TASK OBJECTIVE
Write every line out verbatim and omit the pictures.

PROVIDED DATA
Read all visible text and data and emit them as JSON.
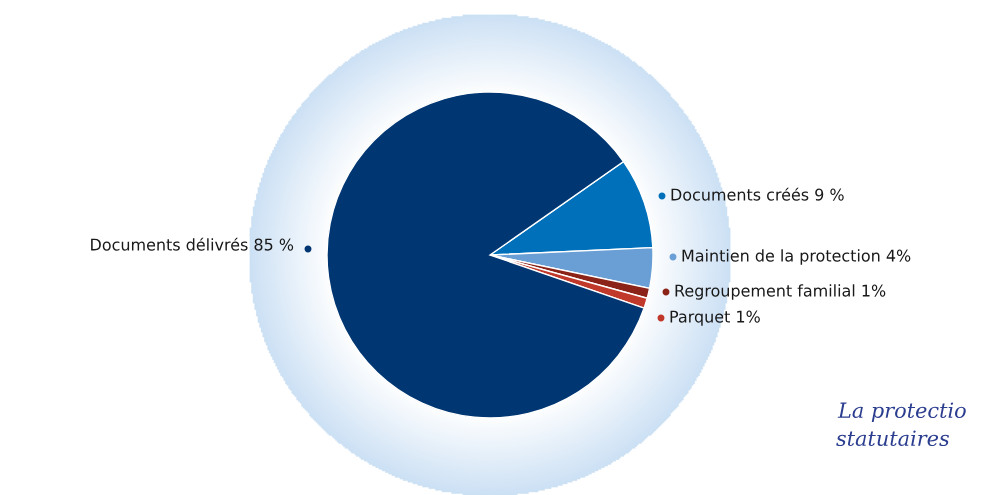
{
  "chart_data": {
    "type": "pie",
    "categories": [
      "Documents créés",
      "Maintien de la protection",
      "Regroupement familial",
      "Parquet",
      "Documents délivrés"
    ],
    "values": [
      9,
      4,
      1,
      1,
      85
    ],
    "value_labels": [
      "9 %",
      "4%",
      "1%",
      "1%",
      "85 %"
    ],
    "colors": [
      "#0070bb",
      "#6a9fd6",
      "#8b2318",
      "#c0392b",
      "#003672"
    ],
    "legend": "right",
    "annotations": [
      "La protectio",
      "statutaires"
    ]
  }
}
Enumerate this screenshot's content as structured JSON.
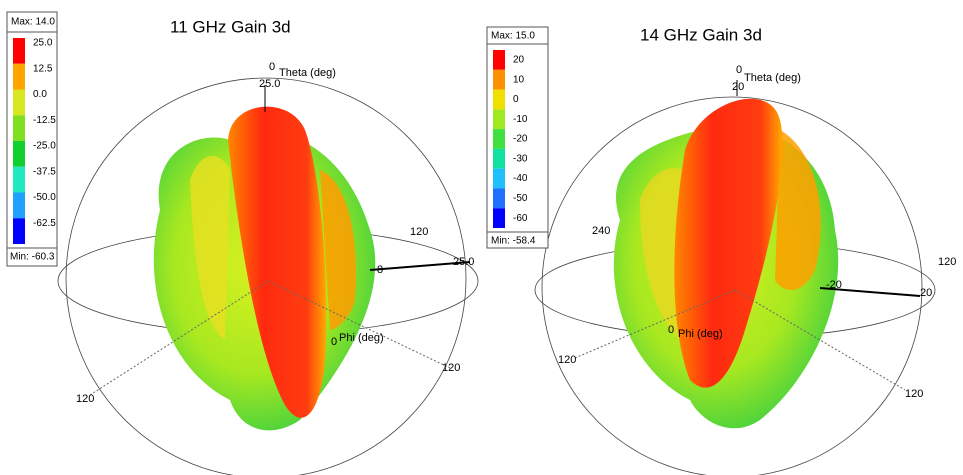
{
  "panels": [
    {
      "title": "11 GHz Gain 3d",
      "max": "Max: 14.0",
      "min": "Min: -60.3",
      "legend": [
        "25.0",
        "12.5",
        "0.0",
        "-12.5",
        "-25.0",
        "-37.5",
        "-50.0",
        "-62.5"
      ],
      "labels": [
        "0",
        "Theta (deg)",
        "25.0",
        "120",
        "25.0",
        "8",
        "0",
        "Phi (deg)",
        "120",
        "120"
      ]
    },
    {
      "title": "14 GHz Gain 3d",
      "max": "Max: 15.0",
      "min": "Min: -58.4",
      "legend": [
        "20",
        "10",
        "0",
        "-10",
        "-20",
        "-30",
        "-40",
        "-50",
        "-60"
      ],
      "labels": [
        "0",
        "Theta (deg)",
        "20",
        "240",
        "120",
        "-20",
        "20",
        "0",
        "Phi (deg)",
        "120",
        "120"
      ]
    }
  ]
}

RESULT
Read all visible text and data and emit them as JSON.
{
  "chart_data": {
    "type": "pie",
    "categories": [
      "Documents créés",
      "Maintien de la protection",
      "Regroupement familial",
      "Parquet",
      "Documents délivrés"
    ],
    "values": [
      9,
      4,
      1,
      1,
      85
    ],
    "value_labels": [
      "9 %",
      "4%",
      "1%",
      "1%",
      "85 %"
    ],
    "colors": [
      "#0070bb",
      "#6a9fd6",
      "#8b2318",
      "#c0392b",
      "#003672"
    ],
    "legend": "right",
    "annotations": [
      "La protectio",
      "statutaires"
    ]
  }
}
Enumerate this screenshot's content as structured JSON.
{
  "panels": [
    {
      "title": "11 GHz Gain 3d",
      "max": "Max: 14.0",
      "min": "Min: -60.3",
      "legend": [
        "25.0",
        "12.5",
        "0.0",
        "-12.5",
        "-25.0",
        "-37.5",
        "-50.0",
        "-62.5"
      ],
      "labels": [
        "0",
        "Theta (deg)",
        "25.0",
        "120",
        "25.0",
        "8",
        "0",
        "Phi (deg)",
        "120",
        "120"
      ]
    },
    {
      "title": "14 GHz Gain 3d",
      "max": "Max: 15.0",
      "min": "Min: -58.4",
      "legend": [
        "20",
        "10",
        "0",
        "-10",
        "-20",
        "-30",
        "-40",
        "-50",
        "-60"
      ],
      "labels": [
        "0",
        "Theta (deg)",
        "20",
        "240",
        "120",
        "-20",
        "20",
        "0",
        "Phi (deg)",
        "120",
        "120"
      ]
    }
  ]
}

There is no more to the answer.